What you are asked to do
Will you output the entries below exactly, skipping every image they contain?

--- BEGIN Supplied data ---

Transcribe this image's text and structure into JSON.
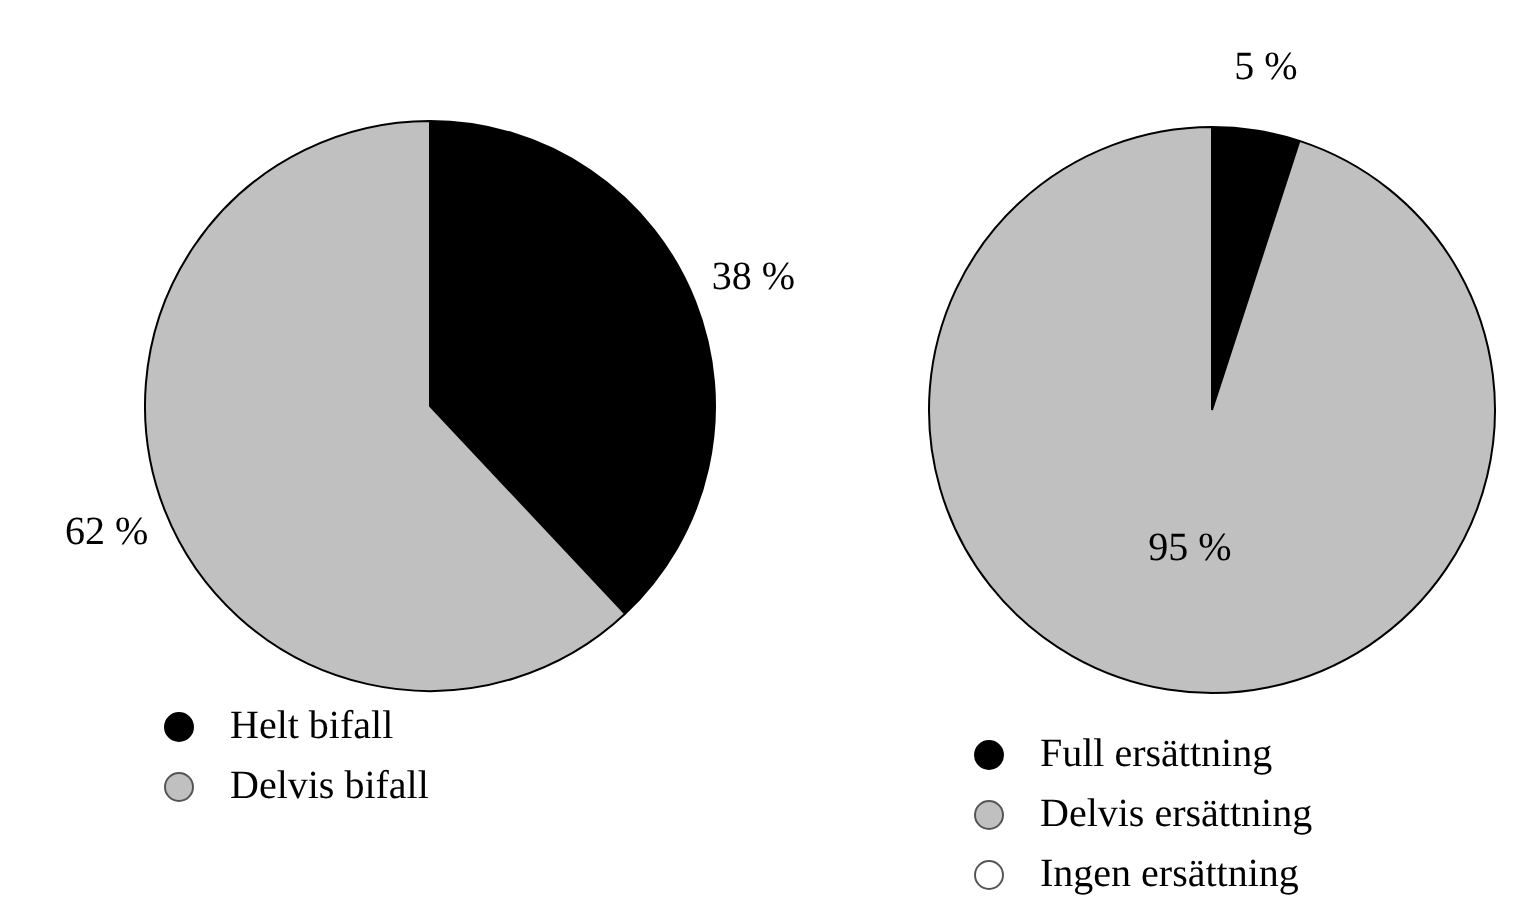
{
  "chart_data": [
    {
      "type": "pie",
      "categories": [
        "Helt bifall",
        "Delvis bifall"
      ],
      "values": [
        38,
        62
      ],
      "colors": [
        "#000000",
        "#c0c0c0"
      ],
      "value_labels": [
        "38 %",
        "62 %"
      ],
      "legend": "bottom"
    },
    {
      "type": "pie",
      "categories": [
        "Full ersättning",
        "Delvis ersättning",
        "Ingen ersättning"
      ],
      "values": [
        5,
        95,
        0
      ],
      "colors": [
        "#000000",
        "#c0c0c0",
        "#ffffff"
      ],
      "value_labels": [
        "5 %",
        "95 %",
        null
      ],
      "legend": "bottom"
    }
  ]
}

--- END Supplied data ---

Written reply
Transcribe this image's text and structure into JSON.
{
  "chart_data": [
    {
      "type": "pie",
      "categories": [
        "Helt bifall",
        "Delvis bifall"
      ],
      "values": [
        38,
        62
      ],
      "colors": [
        "#000000",
        "#c0c0c0"
      ],
      "value_labels": [
        "38 %",
        "62 %"
      ],
      "legend": "bottom"
    },
    {
      "type": "pie",
      "categories": [
        "Full ersättning",
        "Delvis ersättning",
        "Ingen ersättning"
      ],
      "values": [
        5,
        95,
        0
      ],
      "colors": [
        "#000000",
        "#c0c0c0",
        "#ffffff"
      ],
      "value_labels": [
        "5 %",
        "95 %",
        null
      ],
      "legend": "bottom"
    }
  ]
}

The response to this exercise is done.